| Work to complete |
Look for the string "quan" in the lines and copy each line that has it.

[BEGIN]

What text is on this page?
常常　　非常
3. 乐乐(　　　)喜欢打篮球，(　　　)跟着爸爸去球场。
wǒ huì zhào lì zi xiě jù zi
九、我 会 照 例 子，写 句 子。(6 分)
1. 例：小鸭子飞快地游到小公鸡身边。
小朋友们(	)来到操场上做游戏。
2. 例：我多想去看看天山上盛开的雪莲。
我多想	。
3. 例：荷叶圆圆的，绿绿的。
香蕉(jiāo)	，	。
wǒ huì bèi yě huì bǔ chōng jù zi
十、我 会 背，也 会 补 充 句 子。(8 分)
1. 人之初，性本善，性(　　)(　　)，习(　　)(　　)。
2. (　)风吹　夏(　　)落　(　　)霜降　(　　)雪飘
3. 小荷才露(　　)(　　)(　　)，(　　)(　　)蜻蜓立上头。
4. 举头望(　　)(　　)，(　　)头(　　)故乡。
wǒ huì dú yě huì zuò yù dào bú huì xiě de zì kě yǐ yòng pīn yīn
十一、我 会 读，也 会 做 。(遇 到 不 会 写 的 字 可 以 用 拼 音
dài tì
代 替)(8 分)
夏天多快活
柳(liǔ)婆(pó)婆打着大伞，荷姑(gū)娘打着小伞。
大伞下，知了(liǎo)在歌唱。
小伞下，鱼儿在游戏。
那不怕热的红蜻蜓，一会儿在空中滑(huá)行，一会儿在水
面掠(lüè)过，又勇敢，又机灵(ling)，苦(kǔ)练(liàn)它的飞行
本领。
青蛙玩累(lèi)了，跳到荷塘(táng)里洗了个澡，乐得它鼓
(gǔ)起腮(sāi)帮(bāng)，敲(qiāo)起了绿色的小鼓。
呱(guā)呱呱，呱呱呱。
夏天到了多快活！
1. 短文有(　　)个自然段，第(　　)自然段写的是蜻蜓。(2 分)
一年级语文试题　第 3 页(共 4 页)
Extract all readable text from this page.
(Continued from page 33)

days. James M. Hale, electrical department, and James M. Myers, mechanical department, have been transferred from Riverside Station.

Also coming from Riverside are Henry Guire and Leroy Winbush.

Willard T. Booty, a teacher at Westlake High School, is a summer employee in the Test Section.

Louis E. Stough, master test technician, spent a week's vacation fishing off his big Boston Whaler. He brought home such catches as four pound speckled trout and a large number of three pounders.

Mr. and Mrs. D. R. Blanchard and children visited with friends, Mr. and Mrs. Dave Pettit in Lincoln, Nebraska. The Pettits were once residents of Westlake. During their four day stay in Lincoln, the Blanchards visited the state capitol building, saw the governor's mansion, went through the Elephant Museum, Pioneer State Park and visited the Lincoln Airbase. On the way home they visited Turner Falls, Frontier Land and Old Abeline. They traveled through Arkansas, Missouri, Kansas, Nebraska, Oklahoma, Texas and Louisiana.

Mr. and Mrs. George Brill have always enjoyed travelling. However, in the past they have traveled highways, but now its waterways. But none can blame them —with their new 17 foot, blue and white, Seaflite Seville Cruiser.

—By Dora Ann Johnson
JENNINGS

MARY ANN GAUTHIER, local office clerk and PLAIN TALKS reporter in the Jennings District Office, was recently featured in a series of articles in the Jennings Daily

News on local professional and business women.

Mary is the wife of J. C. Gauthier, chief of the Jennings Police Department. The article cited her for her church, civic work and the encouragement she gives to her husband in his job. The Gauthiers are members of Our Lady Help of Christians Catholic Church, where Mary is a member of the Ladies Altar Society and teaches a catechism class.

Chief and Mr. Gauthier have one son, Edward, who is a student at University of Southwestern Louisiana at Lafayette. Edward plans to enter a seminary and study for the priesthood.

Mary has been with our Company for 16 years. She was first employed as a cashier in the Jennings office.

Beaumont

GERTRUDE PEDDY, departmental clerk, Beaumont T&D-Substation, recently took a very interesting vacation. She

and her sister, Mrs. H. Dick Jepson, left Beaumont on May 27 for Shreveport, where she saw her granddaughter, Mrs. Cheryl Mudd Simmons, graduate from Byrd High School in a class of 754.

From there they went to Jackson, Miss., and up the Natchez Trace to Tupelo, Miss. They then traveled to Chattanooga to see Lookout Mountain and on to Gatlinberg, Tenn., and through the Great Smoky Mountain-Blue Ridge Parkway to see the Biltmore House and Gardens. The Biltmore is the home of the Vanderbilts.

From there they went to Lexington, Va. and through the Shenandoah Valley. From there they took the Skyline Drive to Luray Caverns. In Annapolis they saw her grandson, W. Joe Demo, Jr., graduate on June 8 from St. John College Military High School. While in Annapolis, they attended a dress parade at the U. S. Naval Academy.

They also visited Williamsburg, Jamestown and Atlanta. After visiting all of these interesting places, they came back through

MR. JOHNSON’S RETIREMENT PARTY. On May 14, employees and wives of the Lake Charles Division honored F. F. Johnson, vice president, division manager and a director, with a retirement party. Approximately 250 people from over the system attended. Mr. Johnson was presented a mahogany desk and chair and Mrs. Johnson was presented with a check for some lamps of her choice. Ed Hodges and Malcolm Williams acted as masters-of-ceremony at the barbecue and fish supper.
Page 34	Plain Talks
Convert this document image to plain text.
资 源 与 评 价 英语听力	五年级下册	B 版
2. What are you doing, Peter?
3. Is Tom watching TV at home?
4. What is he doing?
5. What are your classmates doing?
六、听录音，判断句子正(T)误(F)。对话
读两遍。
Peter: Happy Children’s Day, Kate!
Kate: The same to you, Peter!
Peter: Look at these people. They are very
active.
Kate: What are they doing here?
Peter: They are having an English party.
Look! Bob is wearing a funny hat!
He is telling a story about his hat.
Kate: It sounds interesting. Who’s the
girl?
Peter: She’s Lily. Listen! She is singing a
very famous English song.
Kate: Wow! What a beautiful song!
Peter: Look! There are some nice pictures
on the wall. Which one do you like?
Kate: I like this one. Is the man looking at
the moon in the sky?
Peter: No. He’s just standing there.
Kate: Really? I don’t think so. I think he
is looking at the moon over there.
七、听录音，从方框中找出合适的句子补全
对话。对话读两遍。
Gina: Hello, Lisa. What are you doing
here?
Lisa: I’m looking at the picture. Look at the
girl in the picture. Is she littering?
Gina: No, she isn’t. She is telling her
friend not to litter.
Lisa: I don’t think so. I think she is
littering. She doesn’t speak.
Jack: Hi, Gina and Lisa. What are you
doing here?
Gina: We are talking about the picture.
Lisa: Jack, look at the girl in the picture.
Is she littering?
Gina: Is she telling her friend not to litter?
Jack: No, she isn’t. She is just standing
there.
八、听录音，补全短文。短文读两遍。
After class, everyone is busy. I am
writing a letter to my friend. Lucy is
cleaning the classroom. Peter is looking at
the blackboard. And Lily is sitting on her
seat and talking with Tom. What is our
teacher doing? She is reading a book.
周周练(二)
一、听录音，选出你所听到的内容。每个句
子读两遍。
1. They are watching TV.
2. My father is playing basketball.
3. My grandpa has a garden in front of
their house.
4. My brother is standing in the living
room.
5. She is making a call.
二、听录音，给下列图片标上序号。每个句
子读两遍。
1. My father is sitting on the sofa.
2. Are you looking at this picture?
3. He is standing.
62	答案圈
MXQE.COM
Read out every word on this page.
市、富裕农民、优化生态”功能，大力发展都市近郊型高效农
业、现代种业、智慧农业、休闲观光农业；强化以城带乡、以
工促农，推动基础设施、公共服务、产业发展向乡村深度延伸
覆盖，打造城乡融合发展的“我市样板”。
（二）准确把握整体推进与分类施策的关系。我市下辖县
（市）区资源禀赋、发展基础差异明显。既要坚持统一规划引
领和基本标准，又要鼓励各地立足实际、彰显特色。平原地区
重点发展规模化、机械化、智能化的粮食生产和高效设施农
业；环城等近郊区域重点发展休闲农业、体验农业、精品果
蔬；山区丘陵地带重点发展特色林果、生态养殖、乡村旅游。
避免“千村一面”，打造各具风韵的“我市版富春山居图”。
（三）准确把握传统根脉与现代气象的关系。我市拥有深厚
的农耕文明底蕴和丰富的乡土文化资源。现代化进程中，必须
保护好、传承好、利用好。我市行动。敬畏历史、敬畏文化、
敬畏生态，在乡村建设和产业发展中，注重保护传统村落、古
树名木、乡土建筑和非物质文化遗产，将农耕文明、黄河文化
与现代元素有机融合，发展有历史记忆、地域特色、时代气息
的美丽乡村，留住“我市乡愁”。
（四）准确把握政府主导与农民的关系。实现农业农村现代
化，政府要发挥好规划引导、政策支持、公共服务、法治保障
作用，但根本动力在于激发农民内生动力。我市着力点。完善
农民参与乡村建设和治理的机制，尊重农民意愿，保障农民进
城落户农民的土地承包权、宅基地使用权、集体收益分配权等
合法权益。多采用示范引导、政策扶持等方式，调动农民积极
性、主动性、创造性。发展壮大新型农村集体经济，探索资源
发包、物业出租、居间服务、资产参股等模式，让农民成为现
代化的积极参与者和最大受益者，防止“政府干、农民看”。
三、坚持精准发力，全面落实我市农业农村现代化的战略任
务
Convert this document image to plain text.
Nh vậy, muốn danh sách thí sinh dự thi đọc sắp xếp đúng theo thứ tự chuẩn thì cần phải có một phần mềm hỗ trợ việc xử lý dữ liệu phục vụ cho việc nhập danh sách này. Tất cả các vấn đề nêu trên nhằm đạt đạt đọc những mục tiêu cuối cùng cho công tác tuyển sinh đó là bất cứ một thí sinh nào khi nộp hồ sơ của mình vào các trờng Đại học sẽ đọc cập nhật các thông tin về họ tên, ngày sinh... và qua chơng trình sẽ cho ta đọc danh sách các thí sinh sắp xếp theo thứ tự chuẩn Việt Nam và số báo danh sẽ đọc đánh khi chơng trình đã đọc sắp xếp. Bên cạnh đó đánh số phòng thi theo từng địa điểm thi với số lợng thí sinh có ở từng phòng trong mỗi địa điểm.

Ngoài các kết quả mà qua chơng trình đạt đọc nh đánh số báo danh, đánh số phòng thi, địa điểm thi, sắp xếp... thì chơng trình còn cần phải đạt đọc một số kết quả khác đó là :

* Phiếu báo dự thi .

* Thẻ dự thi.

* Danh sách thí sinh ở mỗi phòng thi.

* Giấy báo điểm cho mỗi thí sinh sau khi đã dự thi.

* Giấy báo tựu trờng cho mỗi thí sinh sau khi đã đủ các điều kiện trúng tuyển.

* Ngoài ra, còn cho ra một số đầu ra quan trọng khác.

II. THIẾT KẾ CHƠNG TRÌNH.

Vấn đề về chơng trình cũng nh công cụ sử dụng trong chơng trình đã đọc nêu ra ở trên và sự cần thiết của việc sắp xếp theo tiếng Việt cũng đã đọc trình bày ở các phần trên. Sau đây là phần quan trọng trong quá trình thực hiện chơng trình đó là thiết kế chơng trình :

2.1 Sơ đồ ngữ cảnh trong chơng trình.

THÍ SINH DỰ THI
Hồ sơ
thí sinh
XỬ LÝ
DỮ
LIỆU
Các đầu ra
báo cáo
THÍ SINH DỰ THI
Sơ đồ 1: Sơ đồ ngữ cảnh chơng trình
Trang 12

[END]

| Task answer |
* Ngoài ra, còn cho ra một số đầu ra quan trọng khác.
Vấn đề về chơng trình cũng nh công cụ sử dụng trong chơng trình đã đọc nêu ra ở trên và sự cần thiết của việc sắp xếp theo tiếng Việt cũng đã đọc trình bày ở các phần trên. Sau đây là phần quan trọng trong quá trình thực hiện chơng trình đó là thiết kế chơng trình :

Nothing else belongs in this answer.